◆ What the task requires
Please say, from the forum post about harmonic_mean, which input values the proposed change ends up checking twice.

I really don't like the current inconsistent behavior. I can't help but see it as a bug, and I am surprised that folks think it is OK that harmonic_mean([0, "foo"]) returns 0. This is the *statistics* module, and the first line of https://docs.python.org/3/library/statistics.html says "This module provides functions for calculating mathematical statistics of numeric (Real-valued) data". I understand the desire to maintain the performance benefit of the early exit, but I would rather disallow values that are zero than accept the nonsensical result of harmonic_mean([0, "foo"]) and the inconsistency between that and the result of harmonic_mean(["foo", 0]). I spend most of my time working on numerical-ish code, so my world view might be different than that of y'all.
Here's a new proposal. To continue to accept zero values, and disallow negative values consistently (as the function is documented to do), *and* preserve the early exit, I propose that the try/except statement in harmonic_mean in master be changed to
try:
T, total, count = _sum(1/x for x in _fail_neg(data, errmsg))
except ZeroDivisionError:
if any(x < 0 for x in data):
raise StatisticsError(errmsg) from None
return 0
The change adds just the two lines in the except block. This doesn't change the "happy path" that is followed when all the values are strictly greater than 0. The cost of the additional check for any negative values in the input only occurs in the (presumably uncommon) case where an input value is 0. (This means, however, that any values before the first 0 are checked twice.)

◆ Data lines
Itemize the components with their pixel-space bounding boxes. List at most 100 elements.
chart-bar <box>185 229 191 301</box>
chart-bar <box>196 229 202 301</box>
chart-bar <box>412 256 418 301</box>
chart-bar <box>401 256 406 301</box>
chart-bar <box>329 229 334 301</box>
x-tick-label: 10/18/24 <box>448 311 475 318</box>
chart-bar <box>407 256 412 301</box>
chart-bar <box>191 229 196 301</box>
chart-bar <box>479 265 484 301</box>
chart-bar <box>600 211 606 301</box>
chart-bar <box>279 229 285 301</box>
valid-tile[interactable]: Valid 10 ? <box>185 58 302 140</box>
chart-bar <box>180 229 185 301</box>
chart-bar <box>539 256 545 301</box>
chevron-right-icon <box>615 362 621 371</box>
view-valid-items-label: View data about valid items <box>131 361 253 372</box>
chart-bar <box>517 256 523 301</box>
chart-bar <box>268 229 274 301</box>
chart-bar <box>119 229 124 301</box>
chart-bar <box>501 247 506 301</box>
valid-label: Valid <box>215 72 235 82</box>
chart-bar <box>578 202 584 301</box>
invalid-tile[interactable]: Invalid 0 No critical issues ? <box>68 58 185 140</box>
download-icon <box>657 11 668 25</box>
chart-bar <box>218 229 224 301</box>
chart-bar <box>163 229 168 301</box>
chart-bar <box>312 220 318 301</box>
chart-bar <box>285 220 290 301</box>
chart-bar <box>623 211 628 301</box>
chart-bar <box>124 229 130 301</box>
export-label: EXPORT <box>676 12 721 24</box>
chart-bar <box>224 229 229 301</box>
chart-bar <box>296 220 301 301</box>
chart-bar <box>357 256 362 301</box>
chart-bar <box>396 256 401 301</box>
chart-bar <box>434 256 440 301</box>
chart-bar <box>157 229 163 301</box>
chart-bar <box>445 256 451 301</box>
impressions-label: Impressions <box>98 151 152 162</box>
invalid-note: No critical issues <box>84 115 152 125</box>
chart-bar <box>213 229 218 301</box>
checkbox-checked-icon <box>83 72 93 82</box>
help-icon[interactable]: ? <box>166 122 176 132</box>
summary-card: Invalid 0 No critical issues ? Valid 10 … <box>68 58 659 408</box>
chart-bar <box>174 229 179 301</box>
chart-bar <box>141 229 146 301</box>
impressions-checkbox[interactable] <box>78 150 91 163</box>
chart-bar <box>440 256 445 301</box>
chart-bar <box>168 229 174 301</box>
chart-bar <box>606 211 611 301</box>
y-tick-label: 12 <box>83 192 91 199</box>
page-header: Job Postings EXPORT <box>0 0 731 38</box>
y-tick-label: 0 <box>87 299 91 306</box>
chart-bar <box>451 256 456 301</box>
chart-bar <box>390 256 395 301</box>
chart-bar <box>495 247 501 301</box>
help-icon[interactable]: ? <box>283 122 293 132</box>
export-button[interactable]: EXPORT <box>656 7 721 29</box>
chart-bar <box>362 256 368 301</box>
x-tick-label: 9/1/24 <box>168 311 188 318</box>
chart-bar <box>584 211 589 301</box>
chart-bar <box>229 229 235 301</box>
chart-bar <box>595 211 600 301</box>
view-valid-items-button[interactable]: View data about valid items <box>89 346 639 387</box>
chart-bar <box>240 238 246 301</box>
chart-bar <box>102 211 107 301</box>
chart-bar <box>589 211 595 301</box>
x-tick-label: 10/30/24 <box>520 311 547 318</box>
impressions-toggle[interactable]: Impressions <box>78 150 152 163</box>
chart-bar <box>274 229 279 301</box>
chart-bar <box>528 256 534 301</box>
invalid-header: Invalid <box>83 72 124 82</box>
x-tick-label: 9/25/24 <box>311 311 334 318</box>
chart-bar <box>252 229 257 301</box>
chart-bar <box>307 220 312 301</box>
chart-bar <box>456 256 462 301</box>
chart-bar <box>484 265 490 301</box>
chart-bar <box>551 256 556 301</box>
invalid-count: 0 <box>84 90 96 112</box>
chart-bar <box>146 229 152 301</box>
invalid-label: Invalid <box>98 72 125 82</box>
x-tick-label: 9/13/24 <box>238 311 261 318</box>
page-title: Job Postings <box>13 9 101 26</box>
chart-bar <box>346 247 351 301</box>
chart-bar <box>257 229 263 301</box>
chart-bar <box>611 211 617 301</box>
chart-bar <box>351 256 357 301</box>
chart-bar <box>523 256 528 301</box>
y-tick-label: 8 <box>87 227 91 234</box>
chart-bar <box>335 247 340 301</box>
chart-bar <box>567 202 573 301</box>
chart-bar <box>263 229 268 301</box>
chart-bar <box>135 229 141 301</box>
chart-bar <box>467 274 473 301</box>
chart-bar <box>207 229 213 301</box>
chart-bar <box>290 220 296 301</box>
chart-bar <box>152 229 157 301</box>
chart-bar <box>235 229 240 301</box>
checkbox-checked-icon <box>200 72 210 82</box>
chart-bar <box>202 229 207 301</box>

◆ Completed task
Any values before the first 0 are checked twice.